* **SHORT PROBLEM**:
Look through the material and copy each line holding "Встановити".

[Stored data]

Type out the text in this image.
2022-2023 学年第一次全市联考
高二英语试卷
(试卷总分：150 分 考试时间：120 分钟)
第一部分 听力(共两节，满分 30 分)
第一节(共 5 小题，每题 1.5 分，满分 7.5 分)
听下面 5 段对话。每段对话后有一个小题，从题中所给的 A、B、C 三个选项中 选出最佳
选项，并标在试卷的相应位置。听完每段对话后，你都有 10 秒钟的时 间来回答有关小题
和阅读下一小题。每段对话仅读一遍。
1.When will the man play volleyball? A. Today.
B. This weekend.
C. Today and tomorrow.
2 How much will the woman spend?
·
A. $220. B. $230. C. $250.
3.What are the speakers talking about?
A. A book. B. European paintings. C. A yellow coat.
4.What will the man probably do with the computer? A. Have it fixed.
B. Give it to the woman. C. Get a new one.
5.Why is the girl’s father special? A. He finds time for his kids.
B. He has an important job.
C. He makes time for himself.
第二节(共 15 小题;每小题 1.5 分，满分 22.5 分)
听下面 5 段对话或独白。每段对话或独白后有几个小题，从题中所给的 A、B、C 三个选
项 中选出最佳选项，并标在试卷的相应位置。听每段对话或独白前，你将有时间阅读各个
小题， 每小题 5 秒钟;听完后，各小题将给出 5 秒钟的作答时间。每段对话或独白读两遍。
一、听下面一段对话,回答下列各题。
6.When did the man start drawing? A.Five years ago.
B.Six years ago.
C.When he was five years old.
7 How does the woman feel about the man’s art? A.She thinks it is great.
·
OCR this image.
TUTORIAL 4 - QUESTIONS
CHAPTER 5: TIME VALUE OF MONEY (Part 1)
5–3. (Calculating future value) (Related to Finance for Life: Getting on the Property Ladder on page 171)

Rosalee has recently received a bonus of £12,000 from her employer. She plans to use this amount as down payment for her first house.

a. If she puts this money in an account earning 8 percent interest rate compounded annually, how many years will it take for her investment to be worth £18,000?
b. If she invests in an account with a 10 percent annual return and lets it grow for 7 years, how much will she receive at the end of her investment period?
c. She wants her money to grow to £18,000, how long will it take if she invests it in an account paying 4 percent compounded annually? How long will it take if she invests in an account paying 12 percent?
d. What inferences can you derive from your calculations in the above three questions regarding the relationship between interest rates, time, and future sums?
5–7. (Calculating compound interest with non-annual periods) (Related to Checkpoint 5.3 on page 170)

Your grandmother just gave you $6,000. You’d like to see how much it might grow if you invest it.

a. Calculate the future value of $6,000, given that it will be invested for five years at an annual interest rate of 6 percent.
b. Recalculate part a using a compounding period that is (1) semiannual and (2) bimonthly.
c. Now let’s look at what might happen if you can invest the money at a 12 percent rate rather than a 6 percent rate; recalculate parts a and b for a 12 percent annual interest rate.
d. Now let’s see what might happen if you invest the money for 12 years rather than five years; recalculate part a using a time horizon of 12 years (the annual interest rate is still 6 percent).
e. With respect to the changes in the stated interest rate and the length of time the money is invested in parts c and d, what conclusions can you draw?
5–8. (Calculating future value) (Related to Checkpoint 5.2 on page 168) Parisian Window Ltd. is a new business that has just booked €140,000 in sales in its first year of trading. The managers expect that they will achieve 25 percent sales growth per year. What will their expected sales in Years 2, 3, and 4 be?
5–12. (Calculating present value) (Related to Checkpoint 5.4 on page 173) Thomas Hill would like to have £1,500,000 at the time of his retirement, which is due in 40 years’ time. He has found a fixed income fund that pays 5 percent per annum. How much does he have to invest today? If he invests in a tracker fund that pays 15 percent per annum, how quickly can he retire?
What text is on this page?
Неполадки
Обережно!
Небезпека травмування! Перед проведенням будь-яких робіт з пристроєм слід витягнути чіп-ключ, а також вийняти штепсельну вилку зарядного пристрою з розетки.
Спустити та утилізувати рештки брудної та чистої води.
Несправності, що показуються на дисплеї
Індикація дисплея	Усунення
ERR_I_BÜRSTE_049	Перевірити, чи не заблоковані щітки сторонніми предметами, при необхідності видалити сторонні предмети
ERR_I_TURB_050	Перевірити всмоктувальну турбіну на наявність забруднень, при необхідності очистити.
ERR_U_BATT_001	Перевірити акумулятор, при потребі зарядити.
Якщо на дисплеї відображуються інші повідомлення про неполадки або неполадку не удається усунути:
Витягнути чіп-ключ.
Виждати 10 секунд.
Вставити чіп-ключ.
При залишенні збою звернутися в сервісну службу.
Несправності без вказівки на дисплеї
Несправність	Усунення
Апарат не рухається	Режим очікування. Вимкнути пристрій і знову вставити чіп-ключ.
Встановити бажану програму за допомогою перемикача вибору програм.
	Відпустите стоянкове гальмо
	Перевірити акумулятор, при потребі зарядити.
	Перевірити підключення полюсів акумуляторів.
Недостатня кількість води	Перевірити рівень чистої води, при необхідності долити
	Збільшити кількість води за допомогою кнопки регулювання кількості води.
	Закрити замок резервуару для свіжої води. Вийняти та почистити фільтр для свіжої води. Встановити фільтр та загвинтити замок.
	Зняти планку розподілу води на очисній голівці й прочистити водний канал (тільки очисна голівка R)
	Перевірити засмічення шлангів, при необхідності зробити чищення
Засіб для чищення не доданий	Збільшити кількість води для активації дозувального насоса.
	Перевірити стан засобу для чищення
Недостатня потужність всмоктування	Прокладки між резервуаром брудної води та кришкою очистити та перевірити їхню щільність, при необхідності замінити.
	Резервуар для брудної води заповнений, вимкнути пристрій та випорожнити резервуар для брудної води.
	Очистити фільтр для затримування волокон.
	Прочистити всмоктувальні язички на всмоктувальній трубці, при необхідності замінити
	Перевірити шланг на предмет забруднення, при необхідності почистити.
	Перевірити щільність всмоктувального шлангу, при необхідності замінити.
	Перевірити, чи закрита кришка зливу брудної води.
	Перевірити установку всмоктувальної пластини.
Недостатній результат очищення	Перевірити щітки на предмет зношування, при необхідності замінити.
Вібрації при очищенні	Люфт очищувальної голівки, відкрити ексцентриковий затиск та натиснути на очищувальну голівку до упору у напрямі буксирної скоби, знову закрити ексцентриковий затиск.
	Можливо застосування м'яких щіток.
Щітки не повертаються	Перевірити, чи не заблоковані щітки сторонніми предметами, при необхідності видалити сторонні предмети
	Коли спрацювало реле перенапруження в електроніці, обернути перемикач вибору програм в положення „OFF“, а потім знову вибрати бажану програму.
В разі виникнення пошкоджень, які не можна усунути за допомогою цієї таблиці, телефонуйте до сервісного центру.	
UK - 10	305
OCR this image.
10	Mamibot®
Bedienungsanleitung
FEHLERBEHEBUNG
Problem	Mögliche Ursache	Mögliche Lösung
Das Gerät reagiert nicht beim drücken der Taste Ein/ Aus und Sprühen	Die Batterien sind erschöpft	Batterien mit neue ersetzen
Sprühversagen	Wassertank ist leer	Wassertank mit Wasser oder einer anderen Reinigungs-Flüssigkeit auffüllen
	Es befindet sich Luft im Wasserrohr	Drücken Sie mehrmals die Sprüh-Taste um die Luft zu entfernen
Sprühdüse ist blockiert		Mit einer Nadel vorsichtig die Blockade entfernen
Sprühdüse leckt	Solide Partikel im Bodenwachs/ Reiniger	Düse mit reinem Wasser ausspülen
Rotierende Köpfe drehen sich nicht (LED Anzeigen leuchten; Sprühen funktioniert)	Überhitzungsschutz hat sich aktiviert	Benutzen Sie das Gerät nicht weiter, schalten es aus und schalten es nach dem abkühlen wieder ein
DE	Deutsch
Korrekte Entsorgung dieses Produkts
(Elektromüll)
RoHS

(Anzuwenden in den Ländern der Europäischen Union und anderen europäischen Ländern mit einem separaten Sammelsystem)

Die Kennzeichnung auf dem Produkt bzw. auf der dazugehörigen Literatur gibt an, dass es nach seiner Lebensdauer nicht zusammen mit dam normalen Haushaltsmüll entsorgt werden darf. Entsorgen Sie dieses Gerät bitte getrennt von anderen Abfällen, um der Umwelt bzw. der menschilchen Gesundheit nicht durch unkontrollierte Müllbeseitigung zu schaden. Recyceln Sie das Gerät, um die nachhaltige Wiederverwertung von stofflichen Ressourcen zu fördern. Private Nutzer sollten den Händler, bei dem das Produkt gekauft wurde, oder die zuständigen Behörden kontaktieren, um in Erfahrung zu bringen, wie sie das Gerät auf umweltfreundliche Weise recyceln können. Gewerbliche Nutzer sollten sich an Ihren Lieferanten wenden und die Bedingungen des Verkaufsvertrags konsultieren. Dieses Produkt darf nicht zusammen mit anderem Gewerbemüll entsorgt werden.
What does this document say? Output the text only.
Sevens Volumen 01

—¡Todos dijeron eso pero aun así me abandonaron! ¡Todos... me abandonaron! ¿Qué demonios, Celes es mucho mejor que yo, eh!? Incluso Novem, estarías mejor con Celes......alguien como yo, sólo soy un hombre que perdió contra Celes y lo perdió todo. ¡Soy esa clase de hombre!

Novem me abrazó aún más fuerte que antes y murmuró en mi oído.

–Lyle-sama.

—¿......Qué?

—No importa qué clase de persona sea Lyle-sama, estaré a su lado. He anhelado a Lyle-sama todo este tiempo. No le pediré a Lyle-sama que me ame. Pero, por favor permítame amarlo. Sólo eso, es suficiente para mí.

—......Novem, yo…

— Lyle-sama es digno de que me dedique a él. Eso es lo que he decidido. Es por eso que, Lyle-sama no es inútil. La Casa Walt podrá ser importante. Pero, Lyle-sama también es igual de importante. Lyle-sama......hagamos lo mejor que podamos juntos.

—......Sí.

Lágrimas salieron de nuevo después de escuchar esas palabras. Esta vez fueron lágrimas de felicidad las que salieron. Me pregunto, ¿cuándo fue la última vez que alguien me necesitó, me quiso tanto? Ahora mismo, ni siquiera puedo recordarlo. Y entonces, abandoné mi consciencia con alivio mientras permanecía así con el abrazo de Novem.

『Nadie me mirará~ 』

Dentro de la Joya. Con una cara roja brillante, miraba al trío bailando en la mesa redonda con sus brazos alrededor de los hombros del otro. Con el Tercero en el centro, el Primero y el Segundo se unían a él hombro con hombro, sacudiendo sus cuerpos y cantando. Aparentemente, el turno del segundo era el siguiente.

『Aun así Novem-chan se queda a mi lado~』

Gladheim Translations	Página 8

* **RESPONSE**:
Встановити бажану програму за допомогою перемикача вибору програм.
	Закрити замок резервуару для свіжої води. Вийняти та почистити фільтр для свіжої води. Встановити фільтр та загвинтити замок.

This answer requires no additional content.